* What needs to be done
Retype the listing that follows, word for word.

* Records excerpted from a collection
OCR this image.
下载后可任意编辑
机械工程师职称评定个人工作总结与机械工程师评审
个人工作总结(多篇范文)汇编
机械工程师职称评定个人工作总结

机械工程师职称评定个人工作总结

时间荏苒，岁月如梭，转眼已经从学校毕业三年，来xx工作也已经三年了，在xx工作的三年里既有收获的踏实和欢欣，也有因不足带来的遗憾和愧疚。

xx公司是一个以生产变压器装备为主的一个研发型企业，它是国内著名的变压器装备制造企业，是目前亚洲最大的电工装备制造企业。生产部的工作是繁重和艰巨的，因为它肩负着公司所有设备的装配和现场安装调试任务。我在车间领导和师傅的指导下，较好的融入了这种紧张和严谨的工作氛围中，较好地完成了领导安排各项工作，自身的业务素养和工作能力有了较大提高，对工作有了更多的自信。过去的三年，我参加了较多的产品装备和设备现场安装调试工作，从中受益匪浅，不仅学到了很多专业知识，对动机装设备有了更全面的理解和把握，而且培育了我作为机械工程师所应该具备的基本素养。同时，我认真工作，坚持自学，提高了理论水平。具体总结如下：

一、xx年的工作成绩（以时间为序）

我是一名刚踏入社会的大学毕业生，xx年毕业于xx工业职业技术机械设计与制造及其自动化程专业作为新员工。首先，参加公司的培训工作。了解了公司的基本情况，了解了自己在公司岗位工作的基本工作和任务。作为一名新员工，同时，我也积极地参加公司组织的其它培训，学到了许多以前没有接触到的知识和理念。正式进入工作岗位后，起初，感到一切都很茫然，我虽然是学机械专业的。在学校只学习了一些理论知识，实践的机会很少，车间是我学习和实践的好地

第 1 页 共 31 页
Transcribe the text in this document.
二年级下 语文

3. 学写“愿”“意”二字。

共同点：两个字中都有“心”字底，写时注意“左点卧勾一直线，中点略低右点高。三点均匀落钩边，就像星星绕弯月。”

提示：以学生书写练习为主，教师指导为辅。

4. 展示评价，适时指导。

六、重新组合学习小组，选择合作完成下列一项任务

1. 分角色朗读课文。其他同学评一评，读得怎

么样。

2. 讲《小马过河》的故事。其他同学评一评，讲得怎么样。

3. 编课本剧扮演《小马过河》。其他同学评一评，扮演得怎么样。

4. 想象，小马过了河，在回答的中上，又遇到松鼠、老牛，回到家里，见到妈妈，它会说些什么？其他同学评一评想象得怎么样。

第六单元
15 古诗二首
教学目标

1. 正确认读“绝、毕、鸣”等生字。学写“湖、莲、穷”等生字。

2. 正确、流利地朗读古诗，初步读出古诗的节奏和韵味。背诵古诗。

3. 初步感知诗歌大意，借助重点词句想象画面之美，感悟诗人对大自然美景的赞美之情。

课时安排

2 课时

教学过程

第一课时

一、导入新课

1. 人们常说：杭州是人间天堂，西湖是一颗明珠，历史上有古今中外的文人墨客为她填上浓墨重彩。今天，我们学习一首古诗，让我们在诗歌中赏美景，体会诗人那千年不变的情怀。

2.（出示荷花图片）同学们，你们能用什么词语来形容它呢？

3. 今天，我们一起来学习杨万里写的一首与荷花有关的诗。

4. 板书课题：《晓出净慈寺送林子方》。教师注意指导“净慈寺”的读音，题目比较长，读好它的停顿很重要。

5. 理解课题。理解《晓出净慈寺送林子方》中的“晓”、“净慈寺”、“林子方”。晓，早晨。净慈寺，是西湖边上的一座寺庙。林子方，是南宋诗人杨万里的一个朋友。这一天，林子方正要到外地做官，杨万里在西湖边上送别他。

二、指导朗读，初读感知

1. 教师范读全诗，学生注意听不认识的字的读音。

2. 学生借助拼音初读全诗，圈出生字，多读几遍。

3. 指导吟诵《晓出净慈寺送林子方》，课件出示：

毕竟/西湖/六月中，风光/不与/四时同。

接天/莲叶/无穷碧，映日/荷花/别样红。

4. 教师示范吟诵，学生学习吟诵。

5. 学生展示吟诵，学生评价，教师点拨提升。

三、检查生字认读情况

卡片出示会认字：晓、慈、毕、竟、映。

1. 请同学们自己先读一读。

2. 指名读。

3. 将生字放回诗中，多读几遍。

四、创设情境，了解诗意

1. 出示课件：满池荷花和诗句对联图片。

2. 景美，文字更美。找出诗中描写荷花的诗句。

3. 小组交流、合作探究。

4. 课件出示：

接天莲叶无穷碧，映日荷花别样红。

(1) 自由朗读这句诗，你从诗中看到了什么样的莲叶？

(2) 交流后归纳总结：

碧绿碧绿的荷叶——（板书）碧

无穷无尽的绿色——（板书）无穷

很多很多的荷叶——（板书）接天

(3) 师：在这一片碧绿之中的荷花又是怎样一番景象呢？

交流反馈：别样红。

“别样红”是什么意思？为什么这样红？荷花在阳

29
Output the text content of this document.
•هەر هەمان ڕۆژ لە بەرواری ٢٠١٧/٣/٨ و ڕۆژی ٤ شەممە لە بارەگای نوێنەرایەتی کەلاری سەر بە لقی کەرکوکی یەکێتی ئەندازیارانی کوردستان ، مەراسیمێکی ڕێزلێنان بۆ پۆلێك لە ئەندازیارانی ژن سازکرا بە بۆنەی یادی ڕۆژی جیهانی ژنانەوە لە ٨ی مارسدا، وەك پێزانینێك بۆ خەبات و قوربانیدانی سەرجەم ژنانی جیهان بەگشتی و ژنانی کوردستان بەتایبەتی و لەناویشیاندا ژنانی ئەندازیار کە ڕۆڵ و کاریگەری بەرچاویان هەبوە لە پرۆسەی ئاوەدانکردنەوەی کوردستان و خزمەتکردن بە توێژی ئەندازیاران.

* Task solution
OCR this image.
下载后可任意编辑
机械工程师职称评定个人工作总结与机械工程师评审
个人工作总结(多篇范文)汇编
机械工程师职称评定个人工作总结

机械工程师职称评定个人工作总结

时间荏苒，岁月如梭，转眼已经从学校毕业三年，来xx工作也已经三年了，在xx工作的三年里既有收获的踏实和欢欣，也有因不足带来的遗憾和愧疚。

xx公司是一个以生产变压器装备为主的一个研发型企业，它是国内著名的变压器装备制造企业，是目前亚洲最大的电工装备制造企业。生产部的工作是繁重和艰巨的，因为它肩负着公司所有设备的装配和现场安装调试任务。我在车间领导和师傅的指导下，较好的融入了这种紧张和严谨的工作氛围中，较好地完成了领导安排各项工作，自身的业务素养和工作能力有了较大提高，对工作有了更多的自信。过去的三年，我参加了较多的产品装备和设备现场安装调试工作，从中受益匪浅，不仅学到了很多专业知识，对动机装设备有了更全面的理解和把握，而且培育了我作为机械工程师所应该具备的基本素养。同时，我认真工作，坚持自学，提高了理论水平。具体总结如下：

一、xx年的工作成绩（以时间为序）

我是一名刚踏入社会的大学毕业生，xx年毕业于xx工业职业技术机械设计与制造及其自动化程专业作为新员工。首先，参加公司的培训工作。了解了公司的基本情况，了解了自己在公司岗位工作的基本工作和任务。作为一名新员工，同时，我也积极地参加公司组织的其它培训，学到了许多以前没有接触到的知识和理念。正式进入工作岗位后，起初，感到一切都很茫然，我虽然是学机械专业的。在学校只学习了一些理论知识，实践的机会很少，车间是我学习和实践的好地

第 1 页 共 31 页
Transcribe the text in this document.
二年级下 语文

3. 学写“愿”“意”二字。

共同点：两个字中都有“心”字底，写时注意“左点卧勾一直线，中点略低右点高。三点均匀落钩边，就像星星绕弯月。”

提示：以学生书写练习为主，教师指导为辅。

4. 展示评价，适时指导。

六、重新组合学习小组，选择合作完成下列一项任务

1. 分角色朗读课文。其他同学评一评，读得怎

么样。

2. 讲《小马过河》的故事。其他同学评一评，讲得怎么样。

3. 编课本剧扮演《小马过河》。其他同学评一评，扮演得怎么样。

4. 想象，小马过了河，在回答的中上，又遇到松鼠、老牛，回到家里，见到妈妈，它会说些什么？其他同学评一评想象得怎么样。

第六单元
15 古诗二首
教学目标

1. 正确认读“绝、毕、鸣”等生字。学写“湖、莲、穷”等生字。

2. 正确、流利地朗读古诗，初步读出古诗的节奏和韵味。背诵古诗。

3. 初步感知诗歌大意，借助重点词句想象画面之美，感悟诗人对大自然美景的赞美之情。

课时安排

2 课时

教学过程

第一课时

一、导入新课

1. 人们常说：杭州是人间天堂，西湖是一颗明珠，历史上有古今中外的文人墨客为她填上浓墨重彩。今天，我们学习一首古诗，让我们在诗歌中赏美景，体会诗人那千年不变的情怀。

2.（出示荷花图片）同学们，你们能用什么词语来形容它呢？

3. 今天，我们一起来学习杨万里写的一首与荷花有关的诗。

4. 板书课题：《晓出净慈寺送林子方》。教师注意指导“净慈寺”的读音，题目比较长，读好它的停顿很重要。

5. 理解课题。理解《晓出净慈寺送林子方》中的“晓”、“净慈寺”、“林子方”。晓，早晨。净慈寺，是西湖边上的一座寺庙。林子方，是南宋诗人杨万里的一个朋友。这一天，林子方正要到外地做官，杨万里在西湖边上送别他。

二、指导朗读，初读感知

1. 教师范读全诗，学生注意听不认识的字的读音。

2. 学生借助拼音初读全诗，圈出生字，多读几遍。

3. 指导吟诵《晓出净慈寺送林子方》，课件出示：

毕竟/西湖/六月中，风光/不与/四时同。

接天/莲叶/无穷碧，映日/荷花/别样红。

4. 教师示范吟诵，学生学习吟诵。

5. 学生展示吟诵，学生评价，教师点拨提升。

三、检查生字认读情况

卡片出示会认字：晓、慈、毕、竟、映。

1. 请同学们自己先读一读。

2. 指名读。

3. 将生字放回诗中，多读几遍。

四、创设情境，了解诗意

1. 出示课件：满池荷花和诗句对联图片。

2. 景美，文字更美。找出诗中描写荷花的诗句。

3. 小组交流、合作探究。

4. 课件出示：

接天莲叶无穷碧，映日荷花别样红。

(1) 自由朗读这句诗，你从诗中看到了什么样的莲叶？

(2) 交流后归纳总结：

碧绿碧绿的荷叶——（板书）碧

无穷无尽的绿色——（板书）无穷

很多很多的荷叶——（板书）接天

(3) 师：在这一片碧绿之中的荷花又是怎样一番景象呢？

交流反馈：别样红。

“别样红”是什么意思？为什么这样红？荷花在阳

29
Output the text content of this document.
•هەر هەمان ڕۆژ لە بەرواری ٢٠١٧/٣/٨ و ڕۆژی ٤ شەممە لە بارەگای نوێنەرایەتی کەلاری سەر بە لقی کەرکوکی یەکێتی ئەندازیارانی کوردستان ، مەراسیمێکی ڕێزلێنان بۆ پۆلێك لە ئەندازیارانی ژن سازکرا بە بۆنەی یادی ڕۆژی جیهانی ژنانەوە لە ٨ی مارسدا، وەك پێزانینێك بۆ خەبات و قوربانیدانی سەرجەم ژنانی جیهان بەگشتی و ژنانی کوردستان بەتایبەتی و لەناویشیاندا ژنانی ئەندازیار کە ڕۆڵ و کاریگەری بەرچاویان هەبوە لە پرۆسەی ئاوەدانکردنەوەی کوردستان و خزمەتکردن بە توێژی ئەندازیاران.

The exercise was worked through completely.